Estado saltou 15 colocações em relação ao ranking anterior, alcançando nota 9,8

O Governo de Goiás obteve a segunda posição no Ranking Nacional de Transparência Pública elaborado pelo Ministério Público Federal, alcançando a nota 9,80, conforme os critérios preconizados pela instituição.

Em relação ao ranking anterior, realizado de setembro a outubro de 2015, Goiás deu um salto significativo. Na primeira avaliação ficou em 17º lugar entre os Estados, saltando agora para a segunda posição. Segundo o governo, o crescimento é fruto das políticas implementadas pelo governador Marconi Perillo (PSDB) como prioritárias nas ações administrativas.

O resultado foi divulgado nesta quarta-feira (8/6) na sede do órgão em Goiás, durante entrevista à imprensa, pelo procurador da República, Ailton Benedito de Souza. O trabalho de avaliação se deu no período de 11 de abril a 25 de maio deste ano, abrangendo todos os estados e portais de 5.567 municípios brasileiros.

Para o secretário-chefe da Controladoria-Geral do Estado (CGE), Adauto Barbosa Júnior,  a melhoria do posicionamento do governo do Estado no ranking é resultado do trabalho continuado e determinado do governador Marconi Perillo aos técnicos da Pasta e da Secretaria de Gestão e Planejamento (Segplan), que unem esforços para modernizar a apresentação e atualizar a os conteúdos inseridos no portal.

Conforme informações do governo do Estado, muitas providências vêm sendo tomadas para melhorar ainda mais o acesso e o uso do site. Uma delas, implementada recentemente, foi a instalação do assistente virtual que, de forma objetiva, responde a perguntas de usuários, utilizando a base de dados do próprio portal. Outros aspectos pontuais como painel de diárias, mosaico de receitas/execução orçamentária e cenário de obras, com possibilidade de acompanhar a evolução e despesa de uma obra, estão em fase final de implementação.

Resultados gerais

Conforme o estudo elaborado pelo Ministério Público Federal, de modo geral, o nível de transparência de estados e municípios aumentou cerca de 31% em seis meses. Foram avaliados portais dos 26 estados, do Distrito Federal e outros 5.567 municípios, entre eles as capitais.

O ranking aponta que o Índice Nacional de Transparência subiu de 3,92 em 2015 para 5,15, em 2016. A avaliação se baseou em questionário desenvolvido pela Estratégia Nacional de Combate à Corrupção e Lavagem de Dinheiro (Enccla), que selecionou as principais exigências legais e itens considerados boas práticas. A análise mensura o grau de cumprimento de leis referentes à transparência no Brasil, numa escala que vai de zero a dez.

O número de estados e municípios com nota zero caiu mais de 50%, entre a primeira e a segunda avaliação do MPF. Em 2015, do total de entes avaliados, 649 sequer disponibilizavam informações na internet. Agora, o número diminuiu para 347. Nesses casos, além das ações civis públicas que cobram o cumprimento das leis de transparência, o MPF analisa a possibilidade de responsabilização dos gestores por meio de ações de improbidade administrativa.
━━━━━━━━
- _TAREFAS_
**a)** Segundo o texto sobre o ranking de transparência, que posição o Governo de Goiás obteve no Ranking Nacional de Transparência Pública?
**b)** Transcreva do texto sobre o ranking de transparência o trecho que vai de "Para o secretário-chefe" até "inseridos no portal.", inclusive, substituindo "técnicos" por "servidores".

[Entradas salvas]
━━━━━━━━
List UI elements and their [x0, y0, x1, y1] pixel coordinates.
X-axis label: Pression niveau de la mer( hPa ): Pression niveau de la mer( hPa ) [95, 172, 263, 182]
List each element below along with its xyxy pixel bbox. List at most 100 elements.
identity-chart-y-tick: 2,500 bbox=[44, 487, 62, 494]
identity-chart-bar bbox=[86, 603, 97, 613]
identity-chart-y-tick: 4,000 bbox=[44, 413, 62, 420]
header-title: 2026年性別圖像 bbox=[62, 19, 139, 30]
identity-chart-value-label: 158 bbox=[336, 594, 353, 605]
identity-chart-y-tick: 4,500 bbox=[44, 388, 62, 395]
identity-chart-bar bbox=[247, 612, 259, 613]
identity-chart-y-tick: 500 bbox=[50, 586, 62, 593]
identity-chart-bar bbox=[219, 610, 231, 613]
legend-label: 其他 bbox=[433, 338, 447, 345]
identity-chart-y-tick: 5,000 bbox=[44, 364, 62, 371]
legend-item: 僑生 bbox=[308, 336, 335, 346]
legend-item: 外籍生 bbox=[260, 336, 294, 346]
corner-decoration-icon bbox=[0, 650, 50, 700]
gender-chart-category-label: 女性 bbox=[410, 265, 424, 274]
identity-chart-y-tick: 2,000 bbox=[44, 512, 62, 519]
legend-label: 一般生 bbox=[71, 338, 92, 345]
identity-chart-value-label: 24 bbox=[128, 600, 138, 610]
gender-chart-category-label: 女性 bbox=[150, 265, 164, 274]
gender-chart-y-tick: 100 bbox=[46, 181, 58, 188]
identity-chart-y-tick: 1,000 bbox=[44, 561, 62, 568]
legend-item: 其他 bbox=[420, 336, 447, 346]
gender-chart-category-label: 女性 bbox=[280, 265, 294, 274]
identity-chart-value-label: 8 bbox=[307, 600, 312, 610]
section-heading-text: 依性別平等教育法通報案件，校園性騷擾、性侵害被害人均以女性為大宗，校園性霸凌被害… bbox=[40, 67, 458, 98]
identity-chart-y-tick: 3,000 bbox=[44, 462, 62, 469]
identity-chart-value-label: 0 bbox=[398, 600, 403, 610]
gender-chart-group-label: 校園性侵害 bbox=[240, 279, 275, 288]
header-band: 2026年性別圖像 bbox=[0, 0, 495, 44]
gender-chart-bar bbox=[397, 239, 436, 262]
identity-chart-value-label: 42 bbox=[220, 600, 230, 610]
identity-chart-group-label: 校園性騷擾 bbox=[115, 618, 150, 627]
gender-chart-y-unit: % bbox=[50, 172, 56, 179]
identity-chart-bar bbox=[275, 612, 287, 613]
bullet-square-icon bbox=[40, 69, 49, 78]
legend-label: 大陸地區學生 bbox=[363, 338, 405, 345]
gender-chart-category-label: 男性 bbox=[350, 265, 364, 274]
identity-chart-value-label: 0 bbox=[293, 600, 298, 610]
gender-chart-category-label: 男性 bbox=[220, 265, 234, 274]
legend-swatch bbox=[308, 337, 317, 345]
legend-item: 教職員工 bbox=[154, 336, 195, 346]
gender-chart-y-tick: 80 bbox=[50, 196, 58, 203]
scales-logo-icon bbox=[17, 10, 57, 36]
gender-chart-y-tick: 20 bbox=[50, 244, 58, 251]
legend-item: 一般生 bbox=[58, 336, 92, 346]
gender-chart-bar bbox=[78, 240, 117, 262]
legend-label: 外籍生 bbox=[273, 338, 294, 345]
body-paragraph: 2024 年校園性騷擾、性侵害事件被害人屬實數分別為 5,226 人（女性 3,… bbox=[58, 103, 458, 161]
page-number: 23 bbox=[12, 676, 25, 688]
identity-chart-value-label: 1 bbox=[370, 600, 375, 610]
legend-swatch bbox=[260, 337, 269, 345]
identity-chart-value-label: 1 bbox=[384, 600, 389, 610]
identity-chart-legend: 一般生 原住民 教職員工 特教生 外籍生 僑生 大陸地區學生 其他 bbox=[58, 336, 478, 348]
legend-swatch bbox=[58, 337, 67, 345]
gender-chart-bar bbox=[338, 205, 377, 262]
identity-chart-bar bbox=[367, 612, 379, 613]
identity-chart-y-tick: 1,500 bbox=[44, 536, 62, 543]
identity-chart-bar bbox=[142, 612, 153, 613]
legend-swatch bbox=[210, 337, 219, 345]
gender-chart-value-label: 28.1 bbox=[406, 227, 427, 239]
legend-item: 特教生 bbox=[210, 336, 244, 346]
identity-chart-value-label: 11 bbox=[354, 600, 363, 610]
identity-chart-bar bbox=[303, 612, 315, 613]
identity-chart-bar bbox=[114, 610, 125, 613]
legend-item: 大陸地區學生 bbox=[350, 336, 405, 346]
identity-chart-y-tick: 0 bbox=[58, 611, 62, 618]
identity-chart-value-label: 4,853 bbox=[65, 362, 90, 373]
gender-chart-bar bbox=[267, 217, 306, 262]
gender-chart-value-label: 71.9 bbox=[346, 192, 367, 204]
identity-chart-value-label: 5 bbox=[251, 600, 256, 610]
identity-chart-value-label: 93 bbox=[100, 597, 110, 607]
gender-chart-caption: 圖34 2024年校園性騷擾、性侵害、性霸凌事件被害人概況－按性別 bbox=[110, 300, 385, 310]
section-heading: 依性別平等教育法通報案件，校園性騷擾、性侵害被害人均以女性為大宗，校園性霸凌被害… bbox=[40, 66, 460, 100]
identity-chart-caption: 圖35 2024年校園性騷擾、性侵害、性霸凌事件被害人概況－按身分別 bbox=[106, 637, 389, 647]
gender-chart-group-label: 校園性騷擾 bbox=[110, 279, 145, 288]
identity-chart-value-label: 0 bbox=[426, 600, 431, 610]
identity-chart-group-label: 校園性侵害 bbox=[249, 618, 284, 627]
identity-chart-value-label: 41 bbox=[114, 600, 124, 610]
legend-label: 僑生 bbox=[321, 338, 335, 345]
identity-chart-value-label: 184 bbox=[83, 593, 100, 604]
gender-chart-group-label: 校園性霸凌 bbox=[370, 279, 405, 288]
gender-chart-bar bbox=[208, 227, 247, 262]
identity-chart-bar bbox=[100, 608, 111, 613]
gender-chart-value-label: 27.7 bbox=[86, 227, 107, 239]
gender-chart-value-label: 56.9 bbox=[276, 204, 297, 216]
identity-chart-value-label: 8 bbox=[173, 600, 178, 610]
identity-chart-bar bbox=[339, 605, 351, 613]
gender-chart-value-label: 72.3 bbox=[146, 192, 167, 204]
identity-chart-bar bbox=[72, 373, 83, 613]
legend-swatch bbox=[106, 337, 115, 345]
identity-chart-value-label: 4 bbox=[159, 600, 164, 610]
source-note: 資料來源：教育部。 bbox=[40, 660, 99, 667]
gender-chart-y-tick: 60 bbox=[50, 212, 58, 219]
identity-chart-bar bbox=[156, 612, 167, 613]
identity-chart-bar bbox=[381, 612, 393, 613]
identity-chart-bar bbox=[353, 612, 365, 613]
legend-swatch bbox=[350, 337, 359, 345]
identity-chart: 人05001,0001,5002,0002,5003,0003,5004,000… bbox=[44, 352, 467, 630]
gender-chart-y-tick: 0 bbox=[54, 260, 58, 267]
━━━━━━━━
- _RESPOSTAS_
**a)** A segunda posição.

**b)**
Para o secretário-chefe da Controladoria-Geral do Estado (CGE), Adauto Barbosa Júnior,  a melhoria do posicionamento do governo do Estado no ranking é resultado do trabalho continuado e determinado do governador Marconi Perillo aos servidores da Pasta e da Secretaria de Gestão e Planejamento (Segplan), que unem esforços para modernizar a apresentação e atualizar a os conteúdos inseridos no portal.